**Element box records**.
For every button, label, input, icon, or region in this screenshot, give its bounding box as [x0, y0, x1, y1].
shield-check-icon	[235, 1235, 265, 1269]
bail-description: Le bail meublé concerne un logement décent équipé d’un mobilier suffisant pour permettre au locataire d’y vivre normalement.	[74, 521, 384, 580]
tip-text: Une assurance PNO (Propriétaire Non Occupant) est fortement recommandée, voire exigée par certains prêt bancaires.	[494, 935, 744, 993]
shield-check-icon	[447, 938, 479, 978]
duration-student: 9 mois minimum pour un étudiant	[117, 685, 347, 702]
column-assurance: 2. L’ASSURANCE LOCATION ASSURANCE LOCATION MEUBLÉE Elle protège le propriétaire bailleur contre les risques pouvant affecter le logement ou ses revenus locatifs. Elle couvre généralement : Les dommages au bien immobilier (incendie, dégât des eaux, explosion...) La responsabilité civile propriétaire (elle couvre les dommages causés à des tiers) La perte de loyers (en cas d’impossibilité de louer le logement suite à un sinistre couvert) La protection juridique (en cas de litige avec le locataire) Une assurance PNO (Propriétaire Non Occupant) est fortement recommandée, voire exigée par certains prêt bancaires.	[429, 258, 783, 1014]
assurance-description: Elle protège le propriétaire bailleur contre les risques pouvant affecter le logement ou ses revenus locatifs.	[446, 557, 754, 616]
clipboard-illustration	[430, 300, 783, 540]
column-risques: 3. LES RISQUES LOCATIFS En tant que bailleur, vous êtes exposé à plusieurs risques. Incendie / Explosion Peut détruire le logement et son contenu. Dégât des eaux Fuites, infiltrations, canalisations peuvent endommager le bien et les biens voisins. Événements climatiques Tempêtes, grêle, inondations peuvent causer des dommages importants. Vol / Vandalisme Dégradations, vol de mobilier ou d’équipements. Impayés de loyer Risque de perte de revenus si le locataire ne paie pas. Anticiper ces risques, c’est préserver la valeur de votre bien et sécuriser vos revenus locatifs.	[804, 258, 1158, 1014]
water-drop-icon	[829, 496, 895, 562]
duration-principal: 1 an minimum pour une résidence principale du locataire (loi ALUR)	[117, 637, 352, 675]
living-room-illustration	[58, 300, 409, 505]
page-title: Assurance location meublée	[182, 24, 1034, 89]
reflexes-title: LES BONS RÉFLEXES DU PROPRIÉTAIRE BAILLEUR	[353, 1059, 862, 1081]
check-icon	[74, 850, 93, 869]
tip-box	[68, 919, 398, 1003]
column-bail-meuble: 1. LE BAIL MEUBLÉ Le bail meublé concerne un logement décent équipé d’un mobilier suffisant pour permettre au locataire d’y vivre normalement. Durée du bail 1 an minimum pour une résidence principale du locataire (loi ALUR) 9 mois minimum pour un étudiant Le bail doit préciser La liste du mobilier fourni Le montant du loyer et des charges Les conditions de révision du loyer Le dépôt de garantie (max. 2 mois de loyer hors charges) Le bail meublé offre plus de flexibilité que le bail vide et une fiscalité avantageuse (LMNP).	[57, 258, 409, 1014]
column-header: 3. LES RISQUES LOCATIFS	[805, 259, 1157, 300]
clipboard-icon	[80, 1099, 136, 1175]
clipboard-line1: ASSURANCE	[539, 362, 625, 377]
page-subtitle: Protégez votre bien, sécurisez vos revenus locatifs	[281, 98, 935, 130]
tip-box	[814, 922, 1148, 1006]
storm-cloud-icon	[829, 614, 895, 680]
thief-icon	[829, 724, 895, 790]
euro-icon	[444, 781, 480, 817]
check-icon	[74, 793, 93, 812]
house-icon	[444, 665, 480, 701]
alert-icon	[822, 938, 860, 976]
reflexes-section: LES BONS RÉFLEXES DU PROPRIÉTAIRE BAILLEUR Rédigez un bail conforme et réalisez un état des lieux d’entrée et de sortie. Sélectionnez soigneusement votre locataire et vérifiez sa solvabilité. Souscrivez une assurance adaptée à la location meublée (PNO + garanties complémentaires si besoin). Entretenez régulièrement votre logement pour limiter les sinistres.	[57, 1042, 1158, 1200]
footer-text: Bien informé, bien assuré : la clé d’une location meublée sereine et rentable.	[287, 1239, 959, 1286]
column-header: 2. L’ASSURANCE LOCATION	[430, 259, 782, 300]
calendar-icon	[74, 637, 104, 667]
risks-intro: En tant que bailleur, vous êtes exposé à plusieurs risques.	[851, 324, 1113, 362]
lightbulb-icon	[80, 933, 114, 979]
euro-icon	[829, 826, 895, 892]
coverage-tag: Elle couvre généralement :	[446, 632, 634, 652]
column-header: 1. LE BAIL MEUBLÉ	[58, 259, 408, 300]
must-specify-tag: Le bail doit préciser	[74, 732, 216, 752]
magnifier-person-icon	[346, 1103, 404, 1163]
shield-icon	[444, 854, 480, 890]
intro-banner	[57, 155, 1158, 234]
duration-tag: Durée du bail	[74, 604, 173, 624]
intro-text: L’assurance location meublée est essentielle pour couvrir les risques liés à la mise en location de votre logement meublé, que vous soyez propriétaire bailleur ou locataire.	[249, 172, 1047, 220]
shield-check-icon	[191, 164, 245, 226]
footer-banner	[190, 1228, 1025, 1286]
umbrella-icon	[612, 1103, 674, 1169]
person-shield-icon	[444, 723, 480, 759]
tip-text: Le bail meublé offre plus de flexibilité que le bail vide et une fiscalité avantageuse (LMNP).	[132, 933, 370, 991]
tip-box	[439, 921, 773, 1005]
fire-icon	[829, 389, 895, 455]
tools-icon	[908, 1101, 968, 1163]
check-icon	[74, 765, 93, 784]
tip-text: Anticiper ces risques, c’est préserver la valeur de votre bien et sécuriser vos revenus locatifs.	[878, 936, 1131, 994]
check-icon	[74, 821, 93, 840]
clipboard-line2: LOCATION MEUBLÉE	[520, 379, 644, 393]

**Task**.
Rewrite the lines from the first line through the line containing "duration-student: 9 mois", changing "shield-check-icon" to "shield-icon" and leaving everything else as it stands.

**Worked solution**.
For every button, label, input, icon, or region in this screenshot, give its bounding box as [x0, y0, x1, y1].
shield-icon	[235, 1235, 265, 1269]
bail-description: Le bail meublé concerne un logement décent équipé d’un mobilier suffisant pour permettre au locataire d’y vivre normalement.	[74, 521, 384, 580]
tip-text: Une assurance PNO (Propriétaire Non Occupant) est fortement recommandée, voire exigée par certains prêt bancaires.	[494, 935, 744, 993]
shield-icon	[447, 938, 479, 978]
duration-student: 9 mois minimum pour un étudiant	[117, 685, 347, 702]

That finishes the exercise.